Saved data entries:
........

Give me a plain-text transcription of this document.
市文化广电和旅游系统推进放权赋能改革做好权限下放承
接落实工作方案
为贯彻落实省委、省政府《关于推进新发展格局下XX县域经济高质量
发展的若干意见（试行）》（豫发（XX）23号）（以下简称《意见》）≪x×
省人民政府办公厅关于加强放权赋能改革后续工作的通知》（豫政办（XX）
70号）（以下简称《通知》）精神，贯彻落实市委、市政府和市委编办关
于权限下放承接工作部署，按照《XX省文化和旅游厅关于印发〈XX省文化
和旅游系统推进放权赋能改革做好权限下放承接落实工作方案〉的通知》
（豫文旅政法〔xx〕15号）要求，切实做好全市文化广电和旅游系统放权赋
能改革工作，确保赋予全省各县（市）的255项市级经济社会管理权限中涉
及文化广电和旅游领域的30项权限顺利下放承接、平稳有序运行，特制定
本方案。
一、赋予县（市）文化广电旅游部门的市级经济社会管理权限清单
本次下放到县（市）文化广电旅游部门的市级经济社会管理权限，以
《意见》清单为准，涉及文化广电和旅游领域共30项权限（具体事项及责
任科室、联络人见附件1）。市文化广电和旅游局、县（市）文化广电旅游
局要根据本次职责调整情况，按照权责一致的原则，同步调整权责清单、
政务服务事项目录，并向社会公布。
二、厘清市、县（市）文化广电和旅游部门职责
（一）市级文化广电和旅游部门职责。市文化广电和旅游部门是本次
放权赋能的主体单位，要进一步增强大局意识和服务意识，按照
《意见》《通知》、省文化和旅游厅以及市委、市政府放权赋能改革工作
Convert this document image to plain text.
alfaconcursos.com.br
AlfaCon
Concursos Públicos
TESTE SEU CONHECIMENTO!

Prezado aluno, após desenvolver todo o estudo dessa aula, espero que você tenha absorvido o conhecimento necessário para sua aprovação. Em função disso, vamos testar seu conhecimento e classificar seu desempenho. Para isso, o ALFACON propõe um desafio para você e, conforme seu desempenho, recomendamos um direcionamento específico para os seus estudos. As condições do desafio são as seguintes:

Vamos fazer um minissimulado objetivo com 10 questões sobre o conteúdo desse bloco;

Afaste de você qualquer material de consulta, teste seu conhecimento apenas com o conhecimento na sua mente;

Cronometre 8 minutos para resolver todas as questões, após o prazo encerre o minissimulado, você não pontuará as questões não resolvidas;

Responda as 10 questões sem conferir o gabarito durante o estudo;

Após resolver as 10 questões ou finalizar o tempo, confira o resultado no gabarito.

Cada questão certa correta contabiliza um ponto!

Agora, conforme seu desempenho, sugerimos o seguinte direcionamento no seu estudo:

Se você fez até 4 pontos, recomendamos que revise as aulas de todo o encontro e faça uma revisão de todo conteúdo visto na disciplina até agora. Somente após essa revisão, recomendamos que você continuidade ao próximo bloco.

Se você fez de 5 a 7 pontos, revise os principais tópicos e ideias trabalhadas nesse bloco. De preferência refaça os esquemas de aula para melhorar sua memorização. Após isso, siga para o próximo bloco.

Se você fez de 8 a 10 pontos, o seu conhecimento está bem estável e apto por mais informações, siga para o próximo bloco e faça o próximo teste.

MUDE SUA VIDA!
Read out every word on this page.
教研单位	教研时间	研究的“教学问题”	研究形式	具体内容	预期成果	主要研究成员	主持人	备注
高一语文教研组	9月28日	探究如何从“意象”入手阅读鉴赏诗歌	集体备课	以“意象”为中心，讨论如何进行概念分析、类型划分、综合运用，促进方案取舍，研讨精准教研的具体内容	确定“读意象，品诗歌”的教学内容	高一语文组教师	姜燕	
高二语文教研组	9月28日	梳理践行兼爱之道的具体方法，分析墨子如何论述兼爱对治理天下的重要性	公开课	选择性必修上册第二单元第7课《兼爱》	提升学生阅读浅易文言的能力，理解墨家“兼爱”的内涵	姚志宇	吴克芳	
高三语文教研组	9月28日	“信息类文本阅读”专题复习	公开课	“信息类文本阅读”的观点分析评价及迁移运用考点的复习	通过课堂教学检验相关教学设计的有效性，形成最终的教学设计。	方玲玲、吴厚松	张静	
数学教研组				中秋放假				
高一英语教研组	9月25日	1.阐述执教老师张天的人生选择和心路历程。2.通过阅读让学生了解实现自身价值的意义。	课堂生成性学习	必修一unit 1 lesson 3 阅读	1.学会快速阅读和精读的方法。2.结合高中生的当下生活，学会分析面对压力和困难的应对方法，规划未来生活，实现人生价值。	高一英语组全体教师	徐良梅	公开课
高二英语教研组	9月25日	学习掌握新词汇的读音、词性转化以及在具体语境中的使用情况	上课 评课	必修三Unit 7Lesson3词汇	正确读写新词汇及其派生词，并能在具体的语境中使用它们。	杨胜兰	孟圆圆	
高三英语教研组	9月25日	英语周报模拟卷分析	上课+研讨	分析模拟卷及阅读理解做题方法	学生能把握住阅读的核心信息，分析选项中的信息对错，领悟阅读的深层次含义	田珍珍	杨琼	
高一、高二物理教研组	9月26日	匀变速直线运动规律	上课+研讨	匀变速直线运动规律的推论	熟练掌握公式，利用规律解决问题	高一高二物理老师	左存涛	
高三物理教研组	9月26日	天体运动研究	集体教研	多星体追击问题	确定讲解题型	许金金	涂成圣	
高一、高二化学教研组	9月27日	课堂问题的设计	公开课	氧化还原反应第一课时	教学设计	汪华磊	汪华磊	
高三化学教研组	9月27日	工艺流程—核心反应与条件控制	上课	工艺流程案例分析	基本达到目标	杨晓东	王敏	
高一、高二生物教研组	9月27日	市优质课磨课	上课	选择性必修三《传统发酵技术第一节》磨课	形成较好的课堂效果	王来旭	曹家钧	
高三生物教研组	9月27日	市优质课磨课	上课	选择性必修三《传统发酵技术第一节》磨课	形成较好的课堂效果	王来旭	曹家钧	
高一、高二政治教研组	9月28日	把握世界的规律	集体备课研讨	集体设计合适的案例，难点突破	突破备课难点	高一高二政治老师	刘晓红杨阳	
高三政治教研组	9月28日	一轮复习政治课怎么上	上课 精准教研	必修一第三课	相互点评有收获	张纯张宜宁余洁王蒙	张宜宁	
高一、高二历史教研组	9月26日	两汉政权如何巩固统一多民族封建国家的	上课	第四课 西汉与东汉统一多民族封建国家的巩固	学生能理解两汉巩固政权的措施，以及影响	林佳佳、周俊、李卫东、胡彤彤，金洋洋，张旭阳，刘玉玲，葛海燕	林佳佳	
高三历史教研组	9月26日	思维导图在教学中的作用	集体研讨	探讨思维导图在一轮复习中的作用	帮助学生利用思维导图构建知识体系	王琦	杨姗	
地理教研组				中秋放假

........

■ **WHAT IS ASKED**
Without leaving anything out, give the entries again exactly.

■ **TASK OUTPUT**
Give me a plain-text transcription of this document.
市文化广电和旅游系统推进放权赋能改革做好权限下放承
接落实工作方案
为贯彻落实省委、省政府《关于推进新发展格局下XX县域经济高质量
发展的若干意见（试行）》（豫发（XX）23号）（以下简称《意见》）≪x×
省人民政府办公厅关于加强放权赋能改革后续工作的通知》（豫政办（XX）
70号）（以下简称《通知》）精神，贯彻落实市委、市政府和市委编办关
于权限下放承接工作部署，按照《XX省文化和旅游厅关于印发〈XX省文化
和旅游系统推进放权赋能改革做好权限下放承接落实工作方案〉的通知》
（豫文旅政法〔xx〕15号）要求，切实做好全市文化广电和旅游系统放权赋
能改革工作，确保赋予全省各县（市）的255项市级经济社会管理权限中涉
及文化广电和旅游领域的30项权限顺利下放承接、平稳有序运行，特制定
本方案。
一、赋予县（市）文化广电旅游部门的市级经济社会管理权限清单
本次下放到县（市）文化广电旅游部门的市级经济社会管理权限，以
《意见》清单为准，涉及文化广电和旅游领域共30项权限（具体事项及责
任科室、联络人见附件1）。市文化广电和旅游局、县（市）文化广电旅游
局要根据本次职责调整情况，按照权责一致的原则，同步调整权责清单、
政务服务事项目录，并向社会公布。
二、厘清市、县（市）文化广电和旅游部门职责
（一）市级文化广电和旅游部门职责。市文化广电和旅游部门是本次
放权赋能的主体单位，要进一步增强大局意识和服务意识，按照
《意见》《通知》、省文化和旅游厅以及市委、市政府放权赋能改革工作
Convert this document image to plain text.
alfaconcursos.com.br
AlfaCon
Concursos Públicos
TESTE SEU CONHECIMENTO!

Prezado aluno, após desenvolver todo o estudo dessa aula, espero que você tenha absorvido o conhecimento necessário para sua aprovação. Em função disso, vamos testar seu conhecimento e classificar seu desempenho. Para isso, o ALFACON propõe um desafio para você e, conforme seu desempenho, recomendamos um direcionamento específico para os seus estudos. As condições do desafio são as seguintes:

Vamos fazer um minissimulado objetivo com 10 questões sobre o conteúdo desse bloco;

Afaste de você qualquer material de consulta, teste seu conhecimento apenas com o conhecimento na sua mente;

Cronometre 8 minutos para resolver todas as questões, após o prazo encerre o minissimulado, você não pontuará as questões não resolvidas;

Responda as 10 questões sem conferir o gabarito durante o estudo;

Após resolver as 10 questões ou finalizar o tempo, confira o resultado no gabarito.

Cada questão certa correta contabiliza um ponto!

Agora, conforme seu desempenho, sugerimos o seguinte direcionamento no seu estudo:

Se você fez até 4 pontos, recomendamos que revise as aulas de todo o encontro e faça uma revisão de todo conteúdo visto na disciplina até agora. Somente após essa revisão, recomendamos que você continuidade ao próximo bloco.

Se você fez de 5 a 7 pontos, revise os principais tópicos e ideias trabalhadas nesse bloco. De preferência refaça os esquemas de aula para melhorar sua memorização. Após isso, siga para o próximo bloco.

Se você fez de 8 a 10 pontos, o seu conhecimento está bem estável e apto por mais informações, siga para o próximo bloco e faça o próximo teste.

MUDE SUA VIDA!
Read out every word on this page.
教研单位	教研时间	研究的“教学问题”	研究形式	具体内容	预期成果	主要研究成员	主持人	备注
高一语文教研组	9月28日	探究如何从“意象”入手阅读鉴赏诗歌	集体备课	以“意象”为中心，讨论如何进行概念分析、类型划分、综合运用，促进方案取舍，研讨精准教研的具体内容	确定“读意象，品诗歌”的教学内容	高一语文组教师	姜燕	
高二语文教研组	9月28日	梳理践行兼爱之道的具体方法，分析墨子如何论述兼爱对治理天下的重要性	公开课	选择性必修上册第二单元第7课《兼爱》	提升学生阅读浅易文言的能力，理解墨家“兼爱”的内涵	姚志宇	吴克芳	
高三语文教研组	9月28日	“信息类文本阅读”专题复习	公开课	“信息类文本阅读”的观点分析评价及迁移运用考点的复习	通过课堂教学检验相关教学设计的有效性，形成最终的教学设计。	方玲玲、吴厚松	张静	
数学教研组				中秋放假				
高一英语教研组	9月25日	1.阐述执教老师张天的人生选择和心路历程。2.通过阅读让学生了解实现自身价值的意义。	课堂生成性学习	必修一unit 1 lesson 3 阅读	1.学会快速阅读和精读的方法。2.结合高中生的当下生活，学会分析面对压力和困难的应对方法，规划未来生活，实现人生价值。	高一英语组全体教师	徐良梅	公开课
高二英语教研组	9月25日	学习掌握新词汇的读音、词性转化以及在具体语境中的使用情况	上课 评课	必修三Unit 7Lesson3词汇	正确读写新词汇及其派生词，并能在具体的语境中使用它们。	杨胜兰	孟圆圆	
高三英语教研组	9月25日	英语周报模拟卷分析	上课+研讨	分析模拟卷及阅读理解做题方法	学生能把握住阅读的核心信息，分析选项中的信息对错，领悟阅读的深层次含义	田珍珍	杨琼	
高一、高二物理教研组	9月26日	匀变速直线运动规律	上课+研讨	匀变速直线运动规律的推论	熟练掌握公式，利用规律解决问题	高一高二物理老师	左存涛	
高三物理教研组	9月26日	天体运动研究	集体教研	多星体追击问题	确定讲解题型	许金金	涂成圣	
高一、高二化学教研组	9月27日	课堂问题的设计	公开课	氧化还原反应第一课时	教学设计	汪华磊	汪华磊	
高三化学教研组	9月27日	工艺流程—核心反应与条件控制	上课	工艺流程案例分析	基本达到目标	杨晓东	王敏	
高一、高二生物教研组	9月27日	市优质课磨课	上课	选择性必修三《传统发酵技术第一节》磨课	形成较好的课堂效果	王来旭	曹家钧	
高三生物教研组	9月27日	市优质课磨课	上课	选择性必修三《传统发酵技术第一节》磨课	形成较好的课堂效果	王来旭	曹家钧	
高一、高二政治教研组	9月28日	把握世界的规律	集体备课研讨	集体设计合适的案例，难点突破	突破备课难点	高一高二政治老师	刘晓红杨阳	
高三政治教研组	9月28日	一轮复习政治课怎么上	上课 精准教研	必修一第三课	相互点评有收获	张纯张宜宁余洁王蒙	张宜宁	
高一、高二历史教研组	9月26日	两汉政权如何巩固统一多民族封建国家的	上课	第四课 西汉与东汉统一多民族封建国家的巩固	学生能理解两汉巩固政权的措施，以及影响	林佳佳、周俊、李卫东、胡彤彤，金洋洋，张旭阳，刘玉玲，葛海燕	林佳佳	
高三历史教研组	9月26日	思维导图在教学中的作用	集体研讨	探讨思维导图在一轮复习中的作用	帮助学生利用思维导图构建知识体系	王琦	杨姗	
地理教研组				中秋放假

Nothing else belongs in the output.